■ Objective
Starting at the line with "Transcribe the text in this document." in it, reproduce each line below through the last one, exactly, and include nothing else.

☆ ☆ ☆ ☆ ☆

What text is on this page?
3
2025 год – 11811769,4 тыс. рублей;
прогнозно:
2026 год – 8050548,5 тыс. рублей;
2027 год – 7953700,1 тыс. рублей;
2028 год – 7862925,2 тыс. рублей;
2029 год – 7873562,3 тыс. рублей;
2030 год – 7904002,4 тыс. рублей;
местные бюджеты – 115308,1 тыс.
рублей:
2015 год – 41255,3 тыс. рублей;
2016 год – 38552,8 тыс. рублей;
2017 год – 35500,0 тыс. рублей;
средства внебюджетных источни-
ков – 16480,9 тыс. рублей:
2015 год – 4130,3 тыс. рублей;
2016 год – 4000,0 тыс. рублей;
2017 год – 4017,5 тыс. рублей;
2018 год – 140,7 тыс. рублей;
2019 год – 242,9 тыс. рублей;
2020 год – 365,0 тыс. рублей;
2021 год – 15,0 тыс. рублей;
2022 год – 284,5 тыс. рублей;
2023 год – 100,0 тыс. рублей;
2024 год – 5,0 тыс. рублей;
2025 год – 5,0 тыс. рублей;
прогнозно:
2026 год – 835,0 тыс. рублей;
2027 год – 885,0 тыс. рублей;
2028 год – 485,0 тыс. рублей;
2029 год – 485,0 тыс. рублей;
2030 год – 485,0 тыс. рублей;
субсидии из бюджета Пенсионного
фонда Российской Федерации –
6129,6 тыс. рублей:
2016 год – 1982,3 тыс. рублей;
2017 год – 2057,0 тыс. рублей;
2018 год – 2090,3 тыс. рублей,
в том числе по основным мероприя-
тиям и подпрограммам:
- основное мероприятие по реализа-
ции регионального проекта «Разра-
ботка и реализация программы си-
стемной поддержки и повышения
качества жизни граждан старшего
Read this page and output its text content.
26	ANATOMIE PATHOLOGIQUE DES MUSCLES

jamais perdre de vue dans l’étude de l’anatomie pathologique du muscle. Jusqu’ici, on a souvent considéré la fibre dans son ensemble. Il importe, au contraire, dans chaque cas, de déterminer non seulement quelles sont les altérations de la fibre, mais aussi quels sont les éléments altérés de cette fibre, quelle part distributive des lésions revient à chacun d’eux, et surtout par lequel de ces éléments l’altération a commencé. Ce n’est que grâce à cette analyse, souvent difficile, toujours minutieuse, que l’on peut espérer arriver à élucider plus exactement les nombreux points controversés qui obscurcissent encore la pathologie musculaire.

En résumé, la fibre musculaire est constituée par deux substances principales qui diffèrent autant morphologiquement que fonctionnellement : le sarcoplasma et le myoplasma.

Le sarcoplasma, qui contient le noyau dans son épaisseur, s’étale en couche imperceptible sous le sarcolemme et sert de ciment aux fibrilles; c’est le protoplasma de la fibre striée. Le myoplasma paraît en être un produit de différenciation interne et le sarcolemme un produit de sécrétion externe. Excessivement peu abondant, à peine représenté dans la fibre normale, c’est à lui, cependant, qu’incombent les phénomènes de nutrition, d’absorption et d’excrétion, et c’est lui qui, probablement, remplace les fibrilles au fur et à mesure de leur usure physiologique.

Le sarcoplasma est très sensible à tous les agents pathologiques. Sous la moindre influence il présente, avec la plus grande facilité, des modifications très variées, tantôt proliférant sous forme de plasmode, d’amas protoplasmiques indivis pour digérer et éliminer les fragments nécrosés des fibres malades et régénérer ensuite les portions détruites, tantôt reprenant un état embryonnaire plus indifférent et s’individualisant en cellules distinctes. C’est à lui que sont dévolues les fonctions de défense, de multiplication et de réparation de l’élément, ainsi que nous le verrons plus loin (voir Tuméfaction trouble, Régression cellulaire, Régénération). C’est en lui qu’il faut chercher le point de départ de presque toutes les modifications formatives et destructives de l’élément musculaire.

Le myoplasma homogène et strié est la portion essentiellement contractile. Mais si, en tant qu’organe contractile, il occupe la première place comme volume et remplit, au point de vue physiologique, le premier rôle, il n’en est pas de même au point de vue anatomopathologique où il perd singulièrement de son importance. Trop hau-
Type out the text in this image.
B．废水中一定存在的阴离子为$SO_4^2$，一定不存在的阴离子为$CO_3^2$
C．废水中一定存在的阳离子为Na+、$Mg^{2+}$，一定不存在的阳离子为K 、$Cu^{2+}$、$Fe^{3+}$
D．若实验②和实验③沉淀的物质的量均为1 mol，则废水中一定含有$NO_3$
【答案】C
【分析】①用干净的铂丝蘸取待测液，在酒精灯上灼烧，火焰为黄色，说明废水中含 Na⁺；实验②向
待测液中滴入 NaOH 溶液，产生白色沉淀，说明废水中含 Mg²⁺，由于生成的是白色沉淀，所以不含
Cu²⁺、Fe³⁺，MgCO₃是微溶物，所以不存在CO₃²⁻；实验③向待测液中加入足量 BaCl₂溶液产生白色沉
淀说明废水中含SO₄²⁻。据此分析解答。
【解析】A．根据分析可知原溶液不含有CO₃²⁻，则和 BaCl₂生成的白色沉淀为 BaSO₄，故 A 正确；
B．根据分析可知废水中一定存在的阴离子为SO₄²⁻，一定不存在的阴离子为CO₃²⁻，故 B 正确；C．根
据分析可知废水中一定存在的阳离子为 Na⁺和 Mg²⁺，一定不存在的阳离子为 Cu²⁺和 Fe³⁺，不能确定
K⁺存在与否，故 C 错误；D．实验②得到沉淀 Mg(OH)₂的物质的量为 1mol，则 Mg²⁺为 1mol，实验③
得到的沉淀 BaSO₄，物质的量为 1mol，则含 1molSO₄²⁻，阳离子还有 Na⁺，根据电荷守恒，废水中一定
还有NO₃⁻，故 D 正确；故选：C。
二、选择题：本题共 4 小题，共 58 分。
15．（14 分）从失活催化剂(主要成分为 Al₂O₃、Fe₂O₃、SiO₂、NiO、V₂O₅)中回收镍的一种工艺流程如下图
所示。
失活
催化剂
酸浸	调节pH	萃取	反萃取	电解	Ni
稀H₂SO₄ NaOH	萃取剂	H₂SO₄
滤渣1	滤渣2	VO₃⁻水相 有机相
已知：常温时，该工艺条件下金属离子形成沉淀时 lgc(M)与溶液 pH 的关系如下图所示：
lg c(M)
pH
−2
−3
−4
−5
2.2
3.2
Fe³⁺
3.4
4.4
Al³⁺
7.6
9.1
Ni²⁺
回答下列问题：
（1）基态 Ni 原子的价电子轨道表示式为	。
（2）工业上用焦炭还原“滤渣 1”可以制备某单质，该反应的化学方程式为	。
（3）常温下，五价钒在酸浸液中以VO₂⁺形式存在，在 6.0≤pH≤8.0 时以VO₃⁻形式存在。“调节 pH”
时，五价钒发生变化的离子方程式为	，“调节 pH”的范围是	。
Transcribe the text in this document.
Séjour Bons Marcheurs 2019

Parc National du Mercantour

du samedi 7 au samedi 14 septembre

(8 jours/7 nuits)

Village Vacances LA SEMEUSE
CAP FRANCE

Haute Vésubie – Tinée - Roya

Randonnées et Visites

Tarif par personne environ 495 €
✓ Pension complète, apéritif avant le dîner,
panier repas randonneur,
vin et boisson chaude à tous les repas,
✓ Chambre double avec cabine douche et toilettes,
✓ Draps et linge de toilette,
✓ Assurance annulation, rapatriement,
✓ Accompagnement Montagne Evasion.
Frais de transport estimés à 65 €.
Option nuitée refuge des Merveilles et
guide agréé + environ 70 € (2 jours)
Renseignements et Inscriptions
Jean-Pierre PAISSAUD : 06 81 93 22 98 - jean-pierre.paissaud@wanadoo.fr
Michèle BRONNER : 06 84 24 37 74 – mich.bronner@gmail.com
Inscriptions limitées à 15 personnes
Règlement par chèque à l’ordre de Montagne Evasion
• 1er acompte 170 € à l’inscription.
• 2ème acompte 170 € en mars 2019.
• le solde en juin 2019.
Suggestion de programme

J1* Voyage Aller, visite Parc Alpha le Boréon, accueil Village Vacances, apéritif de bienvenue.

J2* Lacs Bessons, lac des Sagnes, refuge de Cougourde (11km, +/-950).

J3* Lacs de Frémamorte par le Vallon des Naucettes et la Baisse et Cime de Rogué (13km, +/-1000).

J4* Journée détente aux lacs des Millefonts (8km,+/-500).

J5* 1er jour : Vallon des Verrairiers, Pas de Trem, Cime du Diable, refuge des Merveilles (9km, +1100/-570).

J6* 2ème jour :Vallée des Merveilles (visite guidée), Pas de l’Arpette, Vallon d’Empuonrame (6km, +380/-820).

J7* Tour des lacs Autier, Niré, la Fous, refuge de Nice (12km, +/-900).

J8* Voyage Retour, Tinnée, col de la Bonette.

☆ ☆ ☆ ☆ ☆

■ Correct output
Transcribe the text in this document.
Séjour Bons Marcheurs 2019

Parc National du Mercantour

du samedi 7 au samedi 14 septembre

(8 jours/7 nuits)

Village Vacances LA SEMEUSE
CAP FRANCE

Haute Vésubie – Tinée - Roya

Randonnées et Visites

Tarif par personne environ 495 €
✓ Pension complète, apéritif avant le dîner,
panier repas randonneur,
vin et boisson chaude à tous les repas,
✓ Chambre double avec cabine douche et toilettes,
✓ Draps et linge de toilette,
✓ Assurance annulation, rapatriement,
✓ Accompagnement Montagne Evasion.
Frais de transport estimés à 65 €.
Option nuitée refuge des Merveilles et
guide agréé + environ 70 € (2 jours)
Renseignements et Inscriptions
Jean-Pierre PAISSAUD : 06 81 93 22 98 - jean-pierre.paissaud@wanadoo.fr
Michèle BRONNER : 06 84 24 37 74 – mich.bronner@gmail.com
Inscriptions limitées à 15 personnes
Règlement par chèque à l’ordre de Montagne Evasion
• 1er acompte 170 € à l’inscription.
• 2ème acompte 170 € en mars 2019.
• le solde en juin 2019.
Suggestion de programme

J1* Voyage Aller, visite Parc Alpha le Boréon, accueil Village Vacances, apéritif de bienvenue.

J2* Lacs Bessons, lac des Sagnes, refuge de Cougourde (11km, +/-950).

J3* Lacs de Frémamorte par le Vallon des Naucettes et la Baisse et Cime de Rogué (13km, +/-1000).

J4* Journée détente aux lacs des Millefonts (8km,+/-500).

J5* 1er jour : Vallon des Verrairiers, Pas de Trem, Cime du Diable, refuge des Merveilles (9km, +1100/-570).

J6* 2ème jour :Vallée des Merveilles (visite guidée), Pas de l’Arpette, Vallon d’Empuonrame (6km, +380/-820).

J7* Tour des lacs Autier, Niré, la Fous, refuge de Nice (12km, +/-900).

J8* Voyage Retour, Tinnée, col de la Bonette.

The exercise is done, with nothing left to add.